ACTIVITÉ
Recopiez à l'identique la partie de l'article sur les caches-claviers des distributeurs qui s'ouvre sur les mots contenant « Banque – Distributeurs » et se termine par « renforcent la sécurité. ».
═════ PASSAGE CITÉ
Banque – Distributeurs automatiques : des caches sur les claviers

Des caches sur les claviers des distributeurs automatiques de billets de Banque | Illustration/DR
Des caches sur les claviers des distributeurs automatiques de billets de Banque | Illustration/DR

Après l’offensive de malfaiteurs munis de caméras-espions vers les automates, des banques renforcent la sécurité.

A en croire certains responsables de banque, l’innovation ne suit pas des actes de piraterie. Ces rectangles de plastique ouverts à leur base et arrondis sur les bords sont plutôt des moyens de prévention. Au regard de « l’évolution des activités de monétique dans la zone Cemac et des risques liés aux fraudes », le dispositif a été mis en place dans tous les guichets de distributeurs automatiques du réseau, commente un cadre d’Afriland First Bank, banque nationale. Une centaine de caches-claviers en l’espèce donc. Comme son concurrent camerounais, la Bicec, filiale d’un établissement multinational français, s’est aussi dotée de tels équipements. Sans commentaires sur le changement.

Pour autant, l’on se souvient que la police a mis le grappin sur un gang de fabricants de fausses cartes monétiques à Yaoundé. Le quinté de malfaiteurs disposait des mini-caméras sur certains distributeurs et pouvait ainsi enregistrer sans coup férir les précieux codes Pin tapés par leurs victimes sur les claviers. L’insécurité des transactions électroniques dont on parle souvent en faisant référence aux escrocs sur Internet actifs dans certaines villes universitaires du Cameroun n’était plus alors une réalité virtuelle.

Si l’on cherche chez les banquiers à être proactifs, la barrière supplémentaire n’est pas encore généralisée. Le coût de l’investissement peut-être, plusieurs dizaines de millions de francs, dans le cas d’Afriland, freine l’installation de cet outil qui va rentrer dans les mœurs des utilisateurs. Si toutes les banques du moins suivent le mouvement. Ce d’autant plus qu’il devrait améliorer la sécurité de ceux qui en bénéficient, comme l’espère Solange Bebey, utilisatrice à Douala. Bien que tout le monde ne semble pas convaincu de la capacité de défenseur du cache-clavier.

« Tout ce qui est nouveau suscite des interrogations auprès de la clientèle curieuse de comprendre l’utilité de cet outil. Nombreux sont ceux qui sont surpris de voir ce nouveau dispositif et ont parfois peur d’effectuer leurs opérations », analyse Bouba Kaélé, du service de marketing et communication d’Afriland. Pour rassurer la clientèle, la banque a choisi d’expliquer. En attendant, les spécialistes de la sécurité ne peuvent que rappeler des règles simples. Comme la confidentialité du code Pin, qui ne devrait être communiqué à personne d’autre que soi-même.
══════════
═════ DONNÉES ENREGISTRÉES
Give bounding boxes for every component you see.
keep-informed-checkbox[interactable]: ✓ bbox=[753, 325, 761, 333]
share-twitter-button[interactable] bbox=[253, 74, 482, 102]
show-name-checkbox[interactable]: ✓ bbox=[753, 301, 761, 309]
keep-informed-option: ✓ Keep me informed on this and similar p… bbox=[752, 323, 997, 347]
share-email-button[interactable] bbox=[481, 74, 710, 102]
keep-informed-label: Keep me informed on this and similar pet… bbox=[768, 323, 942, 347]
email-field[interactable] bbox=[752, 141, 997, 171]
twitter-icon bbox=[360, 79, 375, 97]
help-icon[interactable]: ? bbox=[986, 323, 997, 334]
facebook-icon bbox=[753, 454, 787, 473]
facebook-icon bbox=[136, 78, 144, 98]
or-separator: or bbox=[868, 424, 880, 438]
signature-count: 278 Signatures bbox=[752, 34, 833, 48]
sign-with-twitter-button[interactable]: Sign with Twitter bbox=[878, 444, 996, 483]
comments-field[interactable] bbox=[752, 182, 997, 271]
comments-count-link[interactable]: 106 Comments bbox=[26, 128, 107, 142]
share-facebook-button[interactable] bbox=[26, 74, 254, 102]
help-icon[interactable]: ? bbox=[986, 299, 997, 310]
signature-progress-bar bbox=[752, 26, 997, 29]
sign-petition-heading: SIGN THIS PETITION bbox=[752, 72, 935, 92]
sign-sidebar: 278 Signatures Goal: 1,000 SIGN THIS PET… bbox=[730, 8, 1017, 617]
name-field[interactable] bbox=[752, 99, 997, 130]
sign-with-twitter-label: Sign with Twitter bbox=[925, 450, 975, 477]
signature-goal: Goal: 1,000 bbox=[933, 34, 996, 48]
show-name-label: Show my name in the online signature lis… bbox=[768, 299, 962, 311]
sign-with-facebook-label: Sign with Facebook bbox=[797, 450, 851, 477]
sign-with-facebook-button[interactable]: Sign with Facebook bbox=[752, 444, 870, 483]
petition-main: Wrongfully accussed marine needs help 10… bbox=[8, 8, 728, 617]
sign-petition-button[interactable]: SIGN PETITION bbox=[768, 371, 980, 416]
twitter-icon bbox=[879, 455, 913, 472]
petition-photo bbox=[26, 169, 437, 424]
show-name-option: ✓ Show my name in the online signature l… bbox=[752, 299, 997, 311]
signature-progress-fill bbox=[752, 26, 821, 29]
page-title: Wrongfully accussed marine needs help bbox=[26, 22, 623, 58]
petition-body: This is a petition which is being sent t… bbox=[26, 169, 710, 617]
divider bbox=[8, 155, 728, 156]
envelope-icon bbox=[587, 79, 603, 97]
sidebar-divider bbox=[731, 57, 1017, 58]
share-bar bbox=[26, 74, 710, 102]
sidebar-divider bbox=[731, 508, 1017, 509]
══════════
RÉPONSE
Banque – Distributeurs automatiques : des caches sur les claviers

Des caches sur les claviers des distributeurs automatiques de billets de Banque | Illustration/DR
Des caches sur les claviers des distributeurs automatiques de billets de Banque | Illustration/DR

Après l’offensive de malfaiteurs munis de caméras-espions vers les automates, des banques renforcent la sécurité.